TASK DETAILS: Could you return, word for word, the rows starting at the one containing "Localize all elements." and ending at the one containing "Ellipse shape — [403, 69, 487, 247]", leaving out the picture?

GIVEN DATA:

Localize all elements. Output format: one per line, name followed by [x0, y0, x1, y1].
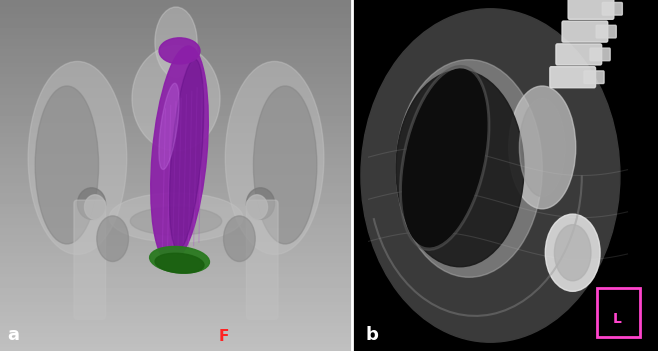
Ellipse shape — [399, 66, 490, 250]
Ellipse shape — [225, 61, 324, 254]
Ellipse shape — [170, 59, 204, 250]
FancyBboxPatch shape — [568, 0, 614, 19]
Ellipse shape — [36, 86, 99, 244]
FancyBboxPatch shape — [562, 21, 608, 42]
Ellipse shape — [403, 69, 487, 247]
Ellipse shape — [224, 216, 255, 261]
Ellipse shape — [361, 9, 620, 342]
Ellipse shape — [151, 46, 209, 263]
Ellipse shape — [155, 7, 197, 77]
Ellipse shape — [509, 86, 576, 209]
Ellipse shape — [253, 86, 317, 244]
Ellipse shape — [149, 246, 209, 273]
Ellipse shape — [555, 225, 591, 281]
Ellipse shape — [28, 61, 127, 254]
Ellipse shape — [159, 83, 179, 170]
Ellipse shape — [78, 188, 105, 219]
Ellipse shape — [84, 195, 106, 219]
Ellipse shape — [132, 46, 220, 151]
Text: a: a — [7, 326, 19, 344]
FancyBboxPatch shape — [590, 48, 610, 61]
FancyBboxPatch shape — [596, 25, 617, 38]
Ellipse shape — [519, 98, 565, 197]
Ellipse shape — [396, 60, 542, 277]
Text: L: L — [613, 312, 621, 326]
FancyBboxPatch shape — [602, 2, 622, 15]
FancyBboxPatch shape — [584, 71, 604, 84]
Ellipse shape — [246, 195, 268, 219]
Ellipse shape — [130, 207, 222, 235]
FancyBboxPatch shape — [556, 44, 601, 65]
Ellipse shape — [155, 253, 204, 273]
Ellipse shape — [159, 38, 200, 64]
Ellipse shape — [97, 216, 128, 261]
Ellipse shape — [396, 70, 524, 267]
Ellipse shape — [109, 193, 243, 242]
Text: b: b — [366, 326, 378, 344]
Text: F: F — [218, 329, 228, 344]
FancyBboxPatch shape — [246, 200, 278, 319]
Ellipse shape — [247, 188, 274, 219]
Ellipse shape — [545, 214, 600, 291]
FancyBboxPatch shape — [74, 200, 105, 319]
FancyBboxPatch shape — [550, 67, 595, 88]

...

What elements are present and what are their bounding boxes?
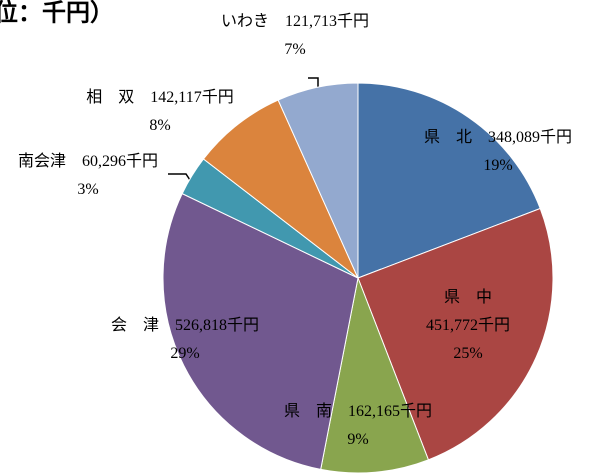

SOLUTION FOR THIS PROBLEM:
Localize all elements. Output format: one per line, name followed by [x0, y0, x1, y1].
Ellipse shape — [399, 66, 490, 250]
Ellipse shape — [225, 61, 324, 254]
Ellipse shape — [170, 59, 204, 250]
FancyBboxPatch shape — [568, 0, 614, 19]
Ellipse shape — [36, 86, 99, 244]
FancyBboxPatch shape — [562, 21, 608, 42]
Ellipse shape — [403, 69, 487, 247]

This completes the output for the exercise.